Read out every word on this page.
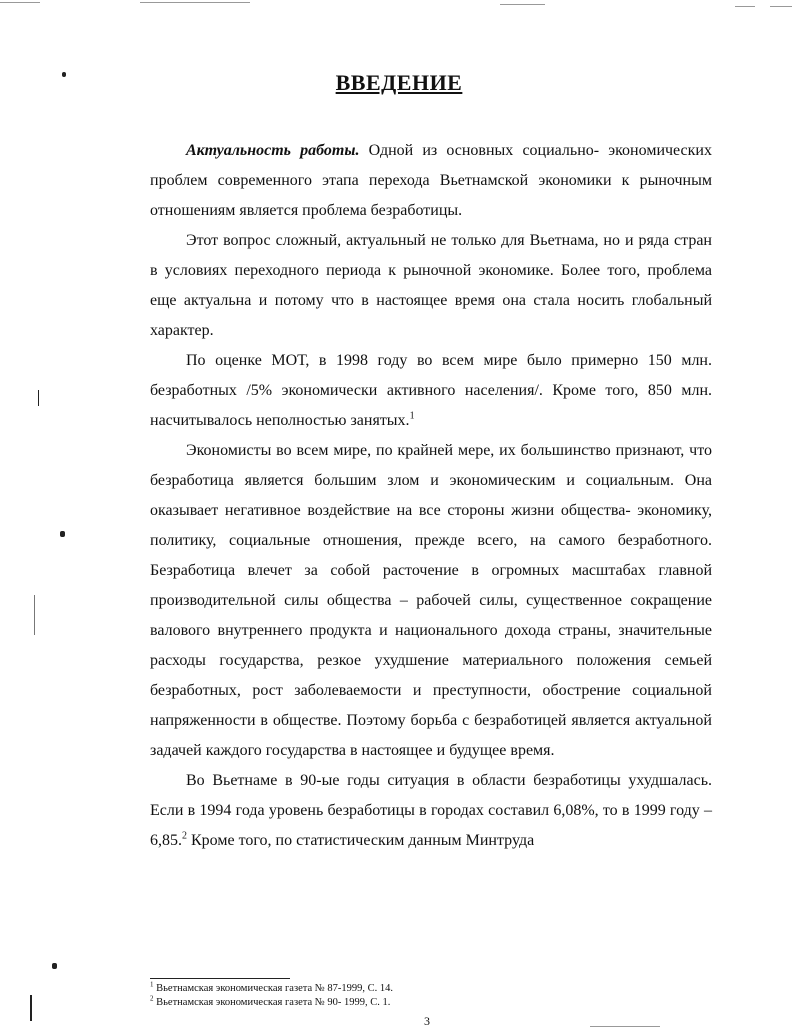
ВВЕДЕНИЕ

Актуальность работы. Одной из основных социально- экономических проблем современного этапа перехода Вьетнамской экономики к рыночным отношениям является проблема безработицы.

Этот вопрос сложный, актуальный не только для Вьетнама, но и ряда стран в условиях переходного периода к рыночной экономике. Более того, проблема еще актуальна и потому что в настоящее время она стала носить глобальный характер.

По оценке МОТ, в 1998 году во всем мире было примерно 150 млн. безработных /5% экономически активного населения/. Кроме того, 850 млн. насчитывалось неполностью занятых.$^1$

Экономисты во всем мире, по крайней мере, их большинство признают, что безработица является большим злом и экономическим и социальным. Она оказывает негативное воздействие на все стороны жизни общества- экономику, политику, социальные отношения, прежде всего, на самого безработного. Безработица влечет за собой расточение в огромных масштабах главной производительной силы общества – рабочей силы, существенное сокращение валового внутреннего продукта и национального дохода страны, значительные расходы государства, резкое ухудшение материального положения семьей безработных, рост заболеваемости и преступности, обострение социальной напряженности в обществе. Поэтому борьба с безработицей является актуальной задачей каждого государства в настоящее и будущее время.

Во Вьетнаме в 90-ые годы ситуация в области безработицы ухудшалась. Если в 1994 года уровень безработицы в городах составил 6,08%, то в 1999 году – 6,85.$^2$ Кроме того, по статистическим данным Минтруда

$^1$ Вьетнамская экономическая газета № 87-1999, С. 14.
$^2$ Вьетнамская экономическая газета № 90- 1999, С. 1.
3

=-=-=-=-=

» Exercise instructions: Reproduce the full listing faithfully, but do not carry over any pictures.

» Response below:
Read out every word on this page.
ВВЕДЕНИЕ

Актуальность работы. Одной из основных социально- экономических проблем современного этапа перехода Вьетнамской экономики к рыночным отношениям является проблема безработицы.

Этот вопрос сложный, актуальный не только для Вьетнама, но и ряда стран в условиях переходного периода к рыночной экономике. Более того, проблема еще актуальна и потому что в настоящее время она стала носить глобальный характер.

По оценке МОТ, в 1998 году во всем мире было примерно 150 млн. безработных /5% экономически активного населения/. Кроме того, 850 млн. насчитывалось неполностью занятых.$^1$

Экономисты во всем мире, по крайней мере, их большинство признают, что безработица является большим злом и экономическим и социальным. Она оказывает негативное воздействие на все стороны жизни общества- экономику, политику, социальные отношения, прежде всего, на самого безработного. Безработица влечет за собой расточение в огромных масштабах главной производительной силы общества – рабочей силы, существенное сокращение валового внутреннего продукта и национального дохода страны, значительные расходы государства, резкое ухудшение материального положения семьей безработных, рост заболеваемости и преступности, обострение социальной напряженности в обществе. Поэтому борьба с безработицей является актуальной задачей каждого государства в настоящее и будущее время.

Во Вьетнаме в 90-ые годы ситуация в области безработицы ухудшалась. Если в 1994 года уровень безработицы в городах составил 6,08%, то в 1999 году – 6,85.$^2$ Кроме того, по статистическим данным Минтруда

$^1$ Вьетнамская экономическая газета № 87-1999, С. 14.
$^2$ Вьетнамская экономическая газета № 90- 1999, С. 1.
3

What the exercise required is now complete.